*Exercise objective:* Output the entries word for word. Omit images.

*Records for processing:*
==========

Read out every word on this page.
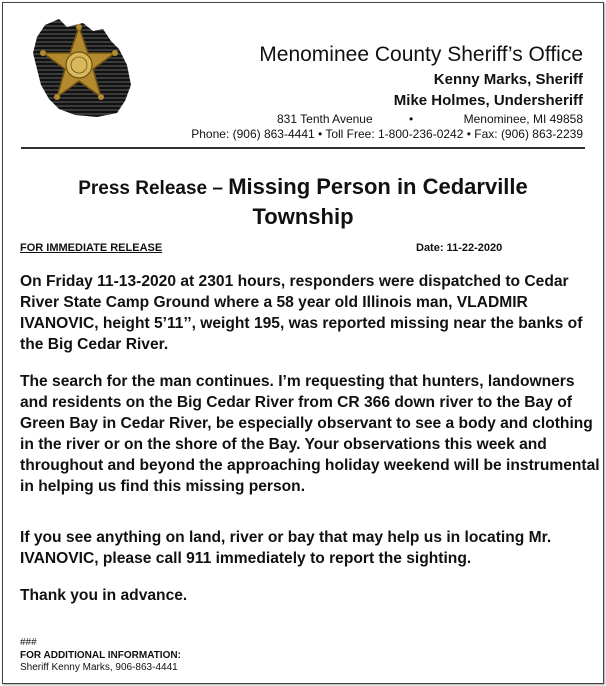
Menominee County Sheriff’s Office
Kenny Marks, Sheriff
Mike Holmes, Undersheriff
831 Tenth Avenue	•	Menominee, MI 49858
Phone: (906) 863-4441 • Toll Free: 1-800-236-0242 • Fax: (906) 863-2239
Press Release – Missing Person in Cedarville Township
FOR IMMEDIATE RELEASE	Date: 11-22-2020
On Friday 11-13-2020 at 2301 hours, responders were dispatched to Cedar River State Camp Ground where a 58 year old Illinois man, VLADMIR IVANOVIC, height 5’11’’, weight 195, was reported missing near the banks of the Big Cedar River.
The search for the man continues. I’m requesting that hunters, landowners and residents on the Big Cedar River from CR 366 down river to the Bay of Green Bay in Cedar River, be especially observant to see a body and clothing in the river or on the shore of the Bay. Your observations this week and throughout and beyond the approaching holiday weekend will be instrumental in helping us find this missing person.
If you see anything on land, river or bay that may help us in locating Mr. IVANOVIC, please call 911 immediately to report the sighting.
Thank you in advance.
###
FOR ADDITIONAL INFORMATION:
Sheriff Kenny Marks, 906-863-4441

==========

*Worked solution:*
Read out every word on this page.
Menominee County Sheriff’s Office
Kenny Marks, Sheriff
Mike Holmes, Undersheriff
831 Tenth Avenue	•	Menominee, MI 49858
Phone: (906) 863-4441 • Toll Free: 1-800-236-0242 • Fax: (906) 863-2239
Press Release – Missing Person in Cedarville Township
FOR IMMEDIATE RELEASE	Date: 11-22-2020
On Friday 11-13-2020 at 2301 hours, responders were dispatched to Cedar River State Camp Ground where a 58 year old Illinois man, VLADMIR IVANOVIC, height 5’11’’, weight 195, was reported missing near the banks of the Big Cedar River.
The search for the man continues. I’m requesting that hunters, landowners and residents on the Big Cedar River from CR 366 down river to the Bay of Green Bay in Cedar River, be especially observant to see a body and clothing in the river or on the shore of the Bay. Your observations this week and throughout and beyond the approaching holiday weekend will be instrumental in helping us find this missing person.
If you see anything on land, river or bay that may help us in locating Mr. IVANOVIC, please call 911 immediately to report the sighting.
Thank you in advance.
###
FOR ADDITIONAL INFORMATION:
Sheriff Kenny Marks, 906-863-4441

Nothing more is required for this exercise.